Material to process —

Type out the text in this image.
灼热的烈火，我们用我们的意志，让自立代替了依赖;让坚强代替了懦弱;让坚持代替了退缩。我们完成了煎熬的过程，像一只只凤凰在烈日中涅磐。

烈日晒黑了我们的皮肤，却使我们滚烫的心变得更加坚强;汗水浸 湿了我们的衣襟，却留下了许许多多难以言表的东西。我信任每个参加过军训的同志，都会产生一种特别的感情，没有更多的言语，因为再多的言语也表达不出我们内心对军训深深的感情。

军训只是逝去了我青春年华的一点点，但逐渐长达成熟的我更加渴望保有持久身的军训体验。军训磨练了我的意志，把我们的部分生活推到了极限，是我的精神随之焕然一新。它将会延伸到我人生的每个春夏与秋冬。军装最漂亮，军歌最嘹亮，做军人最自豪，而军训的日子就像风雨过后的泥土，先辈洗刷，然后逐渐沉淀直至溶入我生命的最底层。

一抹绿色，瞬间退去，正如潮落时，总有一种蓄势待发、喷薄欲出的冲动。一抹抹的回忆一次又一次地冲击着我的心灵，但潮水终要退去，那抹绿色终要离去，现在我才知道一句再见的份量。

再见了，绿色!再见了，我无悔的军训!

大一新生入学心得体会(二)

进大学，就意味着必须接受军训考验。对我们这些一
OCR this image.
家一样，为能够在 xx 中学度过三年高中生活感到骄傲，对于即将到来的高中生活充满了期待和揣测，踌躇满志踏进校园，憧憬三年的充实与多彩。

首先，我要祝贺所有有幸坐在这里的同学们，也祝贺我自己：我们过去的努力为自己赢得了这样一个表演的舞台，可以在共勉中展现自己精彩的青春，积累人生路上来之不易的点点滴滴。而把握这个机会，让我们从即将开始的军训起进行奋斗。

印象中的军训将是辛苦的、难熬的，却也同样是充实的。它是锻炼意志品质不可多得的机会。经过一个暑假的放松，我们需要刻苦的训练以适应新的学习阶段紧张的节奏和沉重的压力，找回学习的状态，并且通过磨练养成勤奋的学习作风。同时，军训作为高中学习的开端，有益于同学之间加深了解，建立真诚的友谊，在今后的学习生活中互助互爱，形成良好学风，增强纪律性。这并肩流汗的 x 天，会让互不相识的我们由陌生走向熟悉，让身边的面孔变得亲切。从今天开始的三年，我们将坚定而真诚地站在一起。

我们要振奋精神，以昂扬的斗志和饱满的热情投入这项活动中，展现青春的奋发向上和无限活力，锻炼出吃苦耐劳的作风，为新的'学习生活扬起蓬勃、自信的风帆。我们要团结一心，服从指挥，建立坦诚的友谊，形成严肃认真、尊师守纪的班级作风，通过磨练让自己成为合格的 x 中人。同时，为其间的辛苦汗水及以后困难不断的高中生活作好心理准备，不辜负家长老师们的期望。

Exercise task —
Above are some records; extract every one of them exactly.

Output —
Type out the text in this image.
灼热的烈火，我们用我们的意志，让自立代替了依赖;让坚强代替了懦弱;让坚持代替了退缩。我们完成了煎熬的过程，像一只只凤凰在烈日中涅磐。

烈日晒黑了我们的皮肤，却使我们滚烫的心变得更加坚强;汗水浸 湿了我们的衣襟，却留下了许许多多难以言表的东西。我信任每个参加过军训的同志，都会产生一种特别的感情，没有更多的言语，因为再多的言语也表达不出我们内心对军训深深的感情。

军训只是逝去了我青春年华的一点点，但逐渐长达成熟的我更加渴望保有持久身的军训体验。军训磨练了我的意志，把我们的部分生活推到了极限，是我的精神随之焕然一新。它将会延伸到我人生的每个春夏与秋冬。军装最漂亮，军歌最嘹亮，做军人最自豪，而军训的日子就像风雨过后的泥土，先辈洗刷，然后逐渐沉淀直至溶入我生命的最底层。

一抹绿色，瞬间退去，正如潮落时，总有一种蓄势待发、喷薄欲出的冲动。一抹抹的回忆一次又一次地冲击着我的心灵，但潮水终要退去，那抹绿色终要离去，现在我才知道一句再见的份量。

再见了，绿色!再见了，我无悔的军训!

大一新生入学心得体会(二)

进大学，就意味着必须接受军训考验。对我们这些一
OCR this image.
家一样，为能够在 xx 中学度过三年高中生活感到骄傲，对于即将到来的高中生活充满了期待和揣测，踌躇满志踏进校园，憧憬三年的充实与多彩。

首先，我要祝贺所有有幸坐在这里的同学们，也祝贺我自己：我们过去的努力为自己赢得了这样一个表演的舞台，可以在共勉中展现自己精彩的青春，积累人生路上来之不易的点点滴滴。而把握这个机会，让我们从即将开始的军训起进行奋斗。

印象中的军训将是辛苦的、难熬的，却也同样是充实的。它是锻炼意志品质不可多得的机会。经过一个暑假的放松，我们需要刻苦的训练以适应新的学习阶段紧张的节奏和沉重的压力，找回学习的状态，并且通过磨练养成勤奋的学习作风。同时，军训作为高中学习的开端，有益于同学之间加深了解，建立真诚的友谊，在今后的学习生活中互助互爱，形成良好学风，增强纪律性。这并肩流汗的 x 天，会让互不相识的我们由陌生走向熟悉，让身边的面孔变得亲切。从今天开始的三年，我们将坚定而真诚地站在一起。

我们要振奋精神，以昂扬的斗志和饱满的热情投入这项活动中，展现青春的奋发向上和无限活力，锻炼出吃苦耐劳的作风，为新的'学习生活扬起蓬勃、自信的风帆。我们要团结一心，服从指挥，建立坦诚的友谊，形成严肃认真、尊师守纪的班级作风，通过磨练让自己成为合格的 x 中人。同时，为其间的辛苦汗水及以后困难不断的高中生活作好心理准备，不辜负家长老师们的期望。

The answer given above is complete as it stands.